What to produce:
Please quote the material exactly, every line of it.

Exercise input:
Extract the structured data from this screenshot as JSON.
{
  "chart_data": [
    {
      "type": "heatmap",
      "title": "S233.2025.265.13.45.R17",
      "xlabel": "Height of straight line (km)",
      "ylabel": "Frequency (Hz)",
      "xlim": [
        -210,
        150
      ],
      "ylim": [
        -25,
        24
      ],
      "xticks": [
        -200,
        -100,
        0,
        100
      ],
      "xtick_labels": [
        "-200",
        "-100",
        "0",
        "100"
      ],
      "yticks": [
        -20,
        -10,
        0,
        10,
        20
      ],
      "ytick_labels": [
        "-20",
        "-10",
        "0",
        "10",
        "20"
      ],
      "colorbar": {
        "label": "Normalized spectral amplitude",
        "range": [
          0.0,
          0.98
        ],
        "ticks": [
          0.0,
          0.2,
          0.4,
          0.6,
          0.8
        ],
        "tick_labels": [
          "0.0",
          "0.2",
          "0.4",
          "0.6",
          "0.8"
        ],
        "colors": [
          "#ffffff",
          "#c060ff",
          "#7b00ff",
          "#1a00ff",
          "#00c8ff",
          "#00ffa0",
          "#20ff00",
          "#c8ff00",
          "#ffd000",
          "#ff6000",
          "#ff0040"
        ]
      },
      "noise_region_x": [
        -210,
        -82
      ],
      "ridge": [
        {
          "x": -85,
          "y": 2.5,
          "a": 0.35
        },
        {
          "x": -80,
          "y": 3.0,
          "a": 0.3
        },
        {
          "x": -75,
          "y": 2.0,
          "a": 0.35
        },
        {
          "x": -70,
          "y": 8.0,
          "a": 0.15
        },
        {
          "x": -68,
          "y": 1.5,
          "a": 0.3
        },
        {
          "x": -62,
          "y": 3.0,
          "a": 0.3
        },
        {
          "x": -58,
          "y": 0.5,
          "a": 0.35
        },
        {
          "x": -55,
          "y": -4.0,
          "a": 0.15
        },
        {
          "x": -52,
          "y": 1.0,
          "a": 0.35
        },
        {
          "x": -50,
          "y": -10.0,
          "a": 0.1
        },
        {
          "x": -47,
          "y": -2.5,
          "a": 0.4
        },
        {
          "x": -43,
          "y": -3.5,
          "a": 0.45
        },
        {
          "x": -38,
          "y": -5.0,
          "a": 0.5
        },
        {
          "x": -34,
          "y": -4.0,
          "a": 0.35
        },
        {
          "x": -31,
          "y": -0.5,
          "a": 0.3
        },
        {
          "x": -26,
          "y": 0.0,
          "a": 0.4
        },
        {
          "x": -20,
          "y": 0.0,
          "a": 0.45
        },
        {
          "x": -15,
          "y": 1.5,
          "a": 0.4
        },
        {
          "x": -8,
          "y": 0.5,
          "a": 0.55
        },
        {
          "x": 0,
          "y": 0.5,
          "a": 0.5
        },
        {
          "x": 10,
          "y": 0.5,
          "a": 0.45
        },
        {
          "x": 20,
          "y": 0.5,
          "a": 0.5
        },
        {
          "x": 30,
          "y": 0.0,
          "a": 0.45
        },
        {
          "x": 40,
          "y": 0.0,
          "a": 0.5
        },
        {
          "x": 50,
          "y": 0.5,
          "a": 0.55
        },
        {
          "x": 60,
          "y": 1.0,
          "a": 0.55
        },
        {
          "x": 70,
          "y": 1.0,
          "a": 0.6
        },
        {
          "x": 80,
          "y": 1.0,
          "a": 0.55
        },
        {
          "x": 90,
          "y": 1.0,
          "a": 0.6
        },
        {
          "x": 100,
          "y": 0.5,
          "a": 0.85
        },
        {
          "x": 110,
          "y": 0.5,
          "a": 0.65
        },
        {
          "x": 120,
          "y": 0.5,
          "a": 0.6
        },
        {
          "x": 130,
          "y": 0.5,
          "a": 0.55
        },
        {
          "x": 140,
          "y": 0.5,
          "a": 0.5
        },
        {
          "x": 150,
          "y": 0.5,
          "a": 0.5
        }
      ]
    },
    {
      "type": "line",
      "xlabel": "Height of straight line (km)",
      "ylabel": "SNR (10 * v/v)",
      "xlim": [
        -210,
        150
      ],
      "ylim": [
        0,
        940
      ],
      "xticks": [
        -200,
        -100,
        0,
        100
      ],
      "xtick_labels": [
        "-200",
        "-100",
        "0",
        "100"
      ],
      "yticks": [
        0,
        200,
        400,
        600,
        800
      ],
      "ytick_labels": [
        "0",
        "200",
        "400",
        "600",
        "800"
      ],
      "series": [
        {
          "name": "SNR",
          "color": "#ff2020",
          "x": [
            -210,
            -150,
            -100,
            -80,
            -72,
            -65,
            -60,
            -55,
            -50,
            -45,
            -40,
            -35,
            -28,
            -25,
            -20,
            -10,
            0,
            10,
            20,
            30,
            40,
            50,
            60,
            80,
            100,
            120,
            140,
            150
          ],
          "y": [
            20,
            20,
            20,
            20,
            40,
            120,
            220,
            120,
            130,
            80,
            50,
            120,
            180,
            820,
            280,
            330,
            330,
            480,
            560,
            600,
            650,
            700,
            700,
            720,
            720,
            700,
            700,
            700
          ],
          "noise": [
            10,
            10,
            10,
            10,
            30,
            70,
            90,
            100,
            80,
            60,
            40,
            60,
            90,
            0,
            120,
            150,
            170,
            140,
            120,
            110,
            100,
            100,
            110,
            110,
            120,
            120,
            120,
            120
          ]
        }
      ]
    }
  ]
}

Reply to the exercise:
Extract the structured data from this screenshot as JSON.
{
  "chart_data": [
    {
      "type": "heatmap",
      "title": "S233.2025.265.13.45.R17",
      "xlabel": "Height of straight line (km)",
      "ylabel": "Frequency (Hz)",
      "xlim": [
        -210,
        150
      ],
      "ylim": [
        -25,
        24
      ],
      "xticks": [
        -200,
        -100,
        0,
        100
      ],
      "xtick_labels": [
        "-200",
        "-100",
        "0",
        "100"
      ],
      "yticks": [
        -20,
        -10,
        0,
        10,
        20
      ],
      "ytick_labels": [
        "-20",
        "-10",
        "0",
        "10",
        "20"
      ],
      "colorbar": {
        "label": "Normalized spectral amplitude",
        "range": [
          0.0,
          0.98
        ],
        "ticks": [
          0.0,
          0.2,
          0.4,
          0.6,
          0.8
        ],
        "tick_labels": [
          "0.0",
          "0.2",
          "0.4",
          "0.6",
          "0.8"
        ],
        "colors": [
          "#ffffff",
          "#c060ff",
          "#7b00ff",
          "#1a00ff",
          "#00c8ff",
          "#00ffa0",
          "#20ff00",
          "#c8ff00",
          "#ffd000",
          "#ff6000",
          "#ff0040"
        ]
      },
      "noise_region_x": [
        -210,
        -82
      ],
      "ridge": [
        {
          "x": -85,
          "y": 2.5,
          "a": 0.35
        },
        {
          "x": -80,
          "y": 3.0,
          "a": 0.3
        },
        {
          "x": -75,
          "y": 2.0,
          "a": 0.35
        },
        {
          "x": -70,
          "y": 8.0,
          "a": 0.15
        },
        {
          "x": -68,
          "y": 1.5,
          "a": 0.3
        },
        {
          "x": -62,
          "y": 3.0,
          "a": 0.3
        },
        {
          "x": -58,
          "y": 0.5,
          "a": 0.35
        },
        {
          "x": -55,
          "y": -4.0,
          "a": 0.15
        },
        {
          "x": -52,
          "y": 1.0,
          "a": 0.35
        },
        {
          "x": -50,
          "y": -10.0,
          "a": 0.1
        },
        {
          "x": -47,
          "y": -2.5,
          "a": 0.4
        },
        {
          "x": -43,
          "y": -3.5,
          "a": 0.45
        },
        {
          "x": -38,
          "y": -5.0,
          "a": 0.5
        },
        {
          "x": -34,
          "y": -4.0,
          "a": 0.35
        },
        {
          "x": -31,
          "y": -0.5,
          "a": 0.3
        },
        {
          "x": -26,
          "y": 0.0,
          "a": 0.4
        },
        {
          "x": -20,
          "y": 0.0,
          "a": 0.45
        },
        {
          "x": -15,
          "y": 1.5,
          "a": 0.4
        },
        {
          "x": -8,
          "y": 0.5,
          "a": 0.55
        },
        {
          "x": 0,
          "y": 0.5,
          "a": 0.5
        },
        {
          "x": 10,
          "y": 0.5,
          "a": 0.45
        },
        {
          "x": 20,
          "y": 0.5,
          "a": 0.5
        },
        {
          "x": 30,
          "y": 0.0,
          "a": 0.45
        },
        {
          "x": 40,
          "y": 0.0,
          "a": 0.5
        },
        {
          "x": 50,
          "y": 0.5,
          "a": 0.55
        },
        {
          "x": 60,
          "y": 1.0,
          "a": 0.55
        },
        {
          "x": 70,
          "y": 1.0,
          "a": 0.6
        },
        {
          "x": 80,
          "y": 1.0,
          "a": 0.55
        },
        {
          "x": 90,
          "y": 1.0,
          "a": 0.6
        },
        {
          "x": 100,
          "y": 0.5,
          "a": 0.85
        },
        {
          "x": 110,
          "y": 0.5,
          "a": 0.65
        },
        {
          "x": 120,
          "y": 0.5,
          "a": 0.6
        },
        {
          "x": 130,
          "y": 0.5,
          "a": 0.55
        },
        {
          "x": 140,
          "y": 0.5,
          "a": 0.5
        },
        {
          "x": 150,
          "y": 0.5,
          "a": 0.5
        }
      ]
    },
    {
      "type": "line",
      "xlabel": "Height of straight line (km)",
      "ylabel": "SNR (10 * v/v)",
      "xlim": [
        -210,
        150
      ],
      "ylim": [
        0,
        940
      ],
      "xticks": [
        -200,
        -100,
        0,
        100
      ],
      "xtick_labels": [
        "-200",
        "-100",
        "0",
        "100"
      ],
      "yticks": [
        0,
        200,
        400,
        600,
        800
      ],
      "ytick_labels": [
        "0",
        "200",
        "400",
        "600",
        "800"
      ],
      "series": [
        {
          "name": "SNR",
          "color": "#ff2020",
          "x": [
            -210,
            -150,
            -100,
            -80,
            -72,
            -65,
            -60,
            -55,
            -50,
            -45,
            -40,
            -35,
            -28,
            -25,
            -20,
            -10,
            0,
            10,
            20,
            30,
            40,
            50,
            60,
            80,
            100,
            120,
            140,
            150
          ],
          "y": [
            20,
            20,
            20,
            20,
            40,
            120,
            220,
            120,
            130,
            80,
            50,
            120,
            180,
            820,
            280,
            330,
            330,
            480,
            560,
            600,
            650,
            700,
            700,
            720,
            720,
            700,
            700,
            700
          ],
          "noise": [
            10,
            10,
            10,
            10,
            30,
            70,
            90,
            100,
            80,
            60,
            40,
            60,
            90,
            0,
            120,
            150,
            170,
            140,
            120,
            110,
            100,
            100,
            110,
            110,
            120,
            120,
            120,
            120
          ]
        }
      ]
    }
  ]
}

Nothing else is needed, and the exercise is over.